[Start of Available records]

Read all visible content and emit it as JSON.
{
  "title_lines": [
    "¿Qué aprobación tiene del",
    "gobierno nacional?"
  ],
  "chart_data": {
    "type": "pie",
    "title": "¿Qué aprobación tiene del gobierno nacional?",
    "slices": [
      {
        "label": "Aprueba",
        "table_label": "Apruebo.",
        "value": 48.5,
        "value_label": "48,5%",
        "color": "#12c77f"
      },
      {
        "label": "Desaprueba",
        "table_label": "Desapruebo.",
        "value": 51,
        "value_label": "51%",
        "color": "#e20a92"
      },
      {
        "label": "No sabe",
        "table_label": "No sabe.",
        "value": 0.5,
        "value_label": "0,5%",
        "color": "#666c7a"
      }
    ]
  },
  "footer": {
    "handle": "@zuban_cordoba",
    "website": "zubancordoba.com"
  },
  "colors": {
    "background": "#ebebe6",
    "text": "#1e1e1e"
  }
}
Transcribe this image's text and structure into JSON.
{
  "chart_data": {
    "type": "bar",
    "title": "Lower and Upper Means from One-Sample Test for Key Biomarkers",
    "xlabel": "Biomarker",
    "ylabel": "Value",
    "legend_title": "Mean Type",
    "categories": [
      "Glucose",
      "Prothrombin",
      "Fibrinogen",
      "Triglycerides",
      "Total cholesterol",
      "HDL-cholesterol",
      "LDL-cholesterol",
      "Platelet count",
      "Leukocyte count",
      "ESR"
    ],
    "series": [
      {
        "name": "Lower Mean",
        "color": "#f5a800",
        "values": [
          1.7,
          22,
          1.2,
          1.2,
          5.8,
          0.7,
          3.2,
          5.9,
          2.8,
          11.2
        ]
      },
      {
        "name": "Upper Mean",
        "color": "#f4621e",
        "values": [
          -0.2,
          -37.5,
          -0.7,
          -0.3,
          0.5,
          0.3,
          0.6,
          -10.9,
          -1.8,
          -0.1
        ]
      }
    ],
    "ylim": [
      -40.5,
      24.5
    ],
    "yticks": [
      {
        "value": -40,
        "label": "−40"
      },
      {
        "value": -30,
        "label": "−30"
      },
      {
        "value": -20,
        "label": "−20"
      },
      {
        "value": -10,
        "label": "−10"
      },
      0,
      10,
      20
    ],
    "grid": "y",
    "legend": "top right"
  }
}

[End of Available records]

§ Exercise details:
Make an exact copy of every entry.

§ Problem solution:
Read all visible content and emit it as JSON.
{
  "title_lines": [
    "¿Qué aprobación tiene del",
    "gobierno nacional?"
  ],
  "chart_data": {
    "type": "pie",
    "title": "¿Qué aprobación tiene del gobierno nacional?",
    "slices": [
      {
        "label": "Aprueba",
        "table_label": "Apruebo.",
        "value": 48.5,
        "value_label": "48,5%",
        "color": "#12c77f"
      },
      {
        "label": "Desaprueba",
        "table_label": "Desapruebo.",
        "value": 51,
        "value_label": "51%",
        "color": "#e20a92"
      },
      {
        "label": "No sabe",
        "table_label": "No sabe.",
        "value": 0.5,
        "value_label": "0,5%",
        "color": "#666c7a"
      }
    ]
  },
  "footer": {
    "handle": "@zuban_cordoba",
    "website": "zubancordoba.com"
  },
  "colors": {
    "background": "#ebebe6",
    "text": "#1e1e1e"
  }
}
Transcribe this image's text and structure into JSON.
{
  "chart_data": {
    "type": "bar",
    "title": "Lower and Upper Means from One-Sample Test for Key Biomarkers",
    "xlabel": "Biomarker",
    "ylabel": "Value",
    "legend_title": "Mean Type",
    "categories": [
      "Glucose",
      "Prothrombin",
      "Fibrinogen",
      "Triglycerides",
      "Total cholesterol",
      "HDL-cholesterol",
      "LDL-cholesterol",
      "Platelet count",
      "Leukocyte count",
      "ESR"
    ],
    "series": [
      {
        "name": "Lower Mean",
        "color": "#f5a800",
        "values": [
          1.7,
          22,
          1.2,
          1.2,
          5.8,
          0.7,
          3.2,
          5.9,
          2.8,
          11.2
        ]
      },
      {
        "name": "Upper Mean",
        "color": "#f4621e",
        "values": [
          -0.2,
          -37.5,
          -0.7,
          -0.3,
          0.5,
          0.3,
          0.6,
          -10.9,
          -1.8,
          -0.1
        ]
      }
    ],
    "ylim": [
      -40.5,
      24.5
    ],
    "yticks": [
      {
        "value": -40,
        "label": "−40"
      },
      {
        "value": -30,
        "label": "−30"
      },
      {
        "value": -20,
        "label": "−20"
      },
      {
        "value": -10,
        "label": "−10"
      },
      0,
      10,
      20
    ],
    "grid": "y",
    "legend": "top right"
  }
}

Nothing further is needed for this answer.